Pull every line containing "text" out of the material below.
-------------------------
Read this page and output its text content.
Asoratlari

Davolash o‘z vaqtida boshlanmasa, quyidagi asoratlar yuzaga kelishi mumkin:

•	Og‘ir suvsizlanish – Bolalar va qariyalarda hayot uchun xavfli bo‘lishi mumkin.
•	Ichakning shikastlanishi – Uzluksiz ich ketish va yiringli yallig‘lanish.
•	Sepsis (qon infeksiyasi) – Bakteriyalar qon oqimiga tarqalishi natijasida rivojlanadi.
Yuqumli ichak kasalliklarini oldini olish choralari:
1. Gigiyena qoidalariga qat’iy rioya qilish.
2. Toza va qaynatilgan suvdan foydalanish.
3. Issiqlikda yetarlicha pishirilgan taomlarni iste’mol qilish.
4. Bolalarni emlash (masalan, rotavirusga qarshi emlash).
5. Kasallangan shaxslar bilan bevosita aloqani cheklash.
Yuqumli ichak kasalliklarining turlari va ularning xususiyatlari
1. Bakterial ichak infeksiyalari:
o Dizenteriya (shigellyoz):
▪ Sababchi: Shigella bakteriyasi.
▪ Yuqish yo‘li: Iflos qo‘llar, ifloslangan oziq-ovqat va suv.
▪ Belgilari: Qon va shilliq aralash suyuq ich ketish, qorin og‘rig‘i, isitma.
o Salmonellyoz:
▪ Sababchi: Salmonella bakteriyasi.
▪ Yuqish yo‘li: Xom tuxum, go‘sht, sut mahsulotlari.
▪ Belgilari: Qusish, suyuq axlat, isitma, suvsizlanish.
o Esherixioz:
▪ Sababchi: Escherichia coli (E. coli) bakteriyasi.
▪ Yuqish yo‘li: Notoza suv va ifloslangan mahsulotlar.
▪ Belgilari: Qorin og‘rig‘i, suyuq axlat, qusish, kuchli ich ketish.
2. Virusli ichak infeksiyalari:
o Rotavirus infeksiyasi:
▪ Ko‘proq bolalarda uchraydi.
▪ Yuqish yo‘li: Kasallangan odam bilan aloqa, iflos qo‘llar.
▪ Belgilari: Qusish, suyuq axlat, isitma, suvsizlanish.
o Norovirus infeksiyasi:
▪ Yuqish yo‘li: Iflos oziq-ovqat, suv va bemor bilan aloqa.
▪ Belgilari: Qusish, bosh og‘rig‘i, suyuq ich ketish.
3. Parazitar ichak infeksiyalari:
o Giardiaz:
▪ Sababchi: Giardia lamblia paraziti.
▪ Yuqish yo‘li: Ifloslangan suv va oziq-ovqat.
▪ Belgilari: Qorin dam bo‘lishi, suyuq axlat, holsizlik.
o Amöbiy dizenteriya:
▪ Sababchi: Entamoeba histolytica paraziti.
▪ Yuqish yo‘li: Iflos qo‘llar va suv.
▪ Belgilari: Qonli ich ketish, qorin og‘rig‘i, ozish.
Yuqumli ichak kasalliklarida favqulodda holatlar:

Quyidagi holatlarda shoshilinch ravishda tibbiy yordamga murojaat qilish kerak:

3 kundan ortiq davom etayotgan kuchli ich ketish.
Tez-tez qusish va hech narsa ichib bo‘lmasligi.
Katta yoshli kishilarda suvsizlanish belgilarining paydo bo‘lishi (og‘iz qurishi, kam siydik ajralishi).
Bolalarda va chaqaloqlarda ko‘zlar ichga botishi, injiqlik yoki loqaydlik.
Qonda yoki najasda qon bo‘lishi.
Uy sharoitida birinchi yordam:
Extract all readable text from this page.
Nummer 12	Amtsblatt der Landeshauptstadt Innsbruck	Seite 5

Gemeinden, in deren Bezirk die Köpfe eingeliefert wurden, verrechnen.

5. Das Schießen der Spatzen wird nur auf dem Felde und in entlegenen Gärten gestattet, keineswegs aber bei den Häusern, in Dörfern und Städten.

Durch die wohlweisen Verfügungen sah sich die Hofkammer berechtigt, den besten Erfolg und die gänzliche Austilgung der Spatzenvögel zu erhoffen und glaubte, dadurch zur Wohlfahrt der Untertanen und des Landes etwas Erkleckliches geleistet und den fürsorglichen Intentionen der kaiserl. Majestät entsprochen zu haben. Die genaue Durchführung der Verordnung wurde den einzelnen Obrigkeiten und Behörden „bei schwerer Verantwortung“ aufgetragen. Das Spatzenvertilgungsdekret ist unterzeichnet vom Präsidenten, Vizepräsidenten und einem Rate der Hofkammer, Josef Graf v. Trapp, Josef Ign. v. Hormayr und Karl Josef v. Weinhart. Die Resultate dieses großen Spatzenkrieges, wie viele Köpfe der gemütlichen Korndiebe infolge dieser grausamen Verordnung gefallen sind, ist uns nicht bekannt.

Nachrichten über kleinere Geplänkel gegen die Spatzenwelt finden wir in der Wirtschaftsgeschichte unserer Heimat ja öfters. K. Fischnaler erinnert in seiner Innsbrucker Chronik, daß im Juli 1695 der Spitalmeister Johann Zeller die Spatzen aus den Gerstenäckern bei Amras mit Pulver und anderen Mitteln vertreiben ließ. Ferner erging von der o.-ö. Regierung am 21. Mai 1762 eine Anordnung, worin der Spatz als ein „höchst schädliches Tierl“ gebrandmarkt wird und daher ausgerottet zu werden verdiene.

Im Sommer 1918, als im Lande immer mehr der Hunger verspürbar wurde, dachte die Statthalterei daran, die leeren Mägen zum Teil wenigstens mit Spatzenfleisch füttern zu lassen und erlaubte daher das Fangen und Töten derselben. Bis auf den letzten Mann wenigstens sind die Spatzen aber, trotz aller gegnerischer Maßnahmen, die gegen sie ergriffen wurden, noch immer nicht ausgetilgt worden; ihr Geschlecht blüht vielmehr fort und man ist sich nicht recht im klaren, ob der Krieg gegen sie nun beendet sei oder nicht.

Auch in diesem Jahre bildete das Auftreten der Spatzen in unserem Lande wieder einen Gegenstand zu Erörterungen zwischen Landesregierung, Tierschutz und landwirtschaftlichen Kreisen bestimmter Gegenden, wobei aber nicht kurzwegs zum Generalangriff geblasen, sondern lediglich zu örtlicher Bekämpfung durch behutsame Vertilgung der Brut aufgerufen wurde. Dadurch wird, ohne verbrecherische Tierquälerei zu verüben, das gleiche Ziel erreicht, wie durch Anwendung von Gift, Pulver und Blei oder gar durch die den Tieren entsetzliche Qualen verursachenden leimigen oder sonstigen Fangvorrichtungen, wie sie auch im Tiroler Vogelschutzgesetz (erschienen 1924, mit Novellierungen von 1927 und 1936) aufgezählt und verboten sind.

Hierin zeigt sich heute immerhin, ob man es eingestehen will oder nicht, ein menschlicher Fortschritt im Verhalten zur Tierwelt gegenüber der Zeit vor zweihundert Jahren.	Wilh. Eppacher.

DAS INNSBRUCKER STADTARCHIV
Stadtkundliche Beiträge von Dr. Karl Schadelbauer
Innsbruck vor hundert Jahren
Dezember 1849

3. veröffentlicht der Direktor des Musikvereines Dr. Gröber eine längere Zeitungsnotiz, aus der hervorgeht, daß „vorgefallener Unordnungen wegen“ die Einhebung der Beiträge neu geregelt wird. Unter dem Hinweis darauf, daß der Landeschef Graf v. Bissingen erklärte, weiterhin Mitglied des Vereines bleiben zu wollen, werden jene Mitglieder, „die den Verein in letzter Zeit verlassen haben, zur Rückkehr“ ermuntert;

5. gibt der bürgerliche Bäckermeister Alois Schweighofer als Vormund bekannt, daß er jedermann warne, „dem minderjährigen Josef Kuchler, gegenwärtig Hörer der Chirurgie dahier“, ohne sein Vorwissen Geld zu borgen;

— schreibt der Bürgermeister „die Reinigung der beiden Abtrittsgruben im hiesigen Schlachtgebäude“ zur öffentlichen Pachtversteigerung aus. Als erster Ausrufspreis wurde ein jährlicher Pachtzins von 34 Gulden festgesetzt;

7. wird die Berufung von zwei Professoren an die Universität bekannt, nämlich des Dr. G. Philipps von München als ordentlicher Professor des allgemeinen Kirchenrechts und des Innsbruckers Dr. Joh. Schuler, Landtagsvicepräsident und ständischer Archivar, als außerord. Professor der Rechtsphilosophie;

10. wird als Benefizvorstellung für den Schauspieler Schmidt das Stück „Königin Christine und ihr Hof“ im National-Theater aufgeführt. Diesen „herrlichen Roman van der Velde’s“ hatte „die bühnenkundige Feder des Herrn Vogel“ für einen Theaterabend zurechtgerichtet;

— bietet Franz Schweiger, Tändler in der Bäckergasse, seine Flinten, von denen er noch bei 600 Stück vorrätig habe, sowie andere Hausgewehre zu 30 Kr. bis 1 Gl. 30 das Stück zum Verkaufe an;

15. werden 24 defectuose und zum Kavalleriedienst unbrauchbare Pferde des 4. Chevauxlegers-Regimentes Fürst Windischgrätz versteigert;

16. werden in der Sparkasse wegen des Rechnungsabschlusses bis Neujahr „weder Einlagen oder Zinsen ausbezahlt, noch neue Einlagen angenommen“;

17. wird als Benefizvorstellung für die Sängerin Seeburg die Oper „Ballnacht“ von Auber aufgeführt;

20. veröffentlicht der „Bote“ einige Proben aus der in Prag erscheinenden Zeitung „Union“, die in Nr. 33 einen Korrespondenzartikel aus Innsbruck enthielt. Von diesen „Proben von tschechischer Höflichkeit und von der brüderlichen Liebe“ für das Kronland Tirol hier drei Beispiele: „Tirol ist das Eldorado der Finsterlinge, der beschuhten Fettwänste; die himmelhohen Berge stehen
-------------------------
Answer area.
Read this page and output its text content.
Extract all readable text from this page.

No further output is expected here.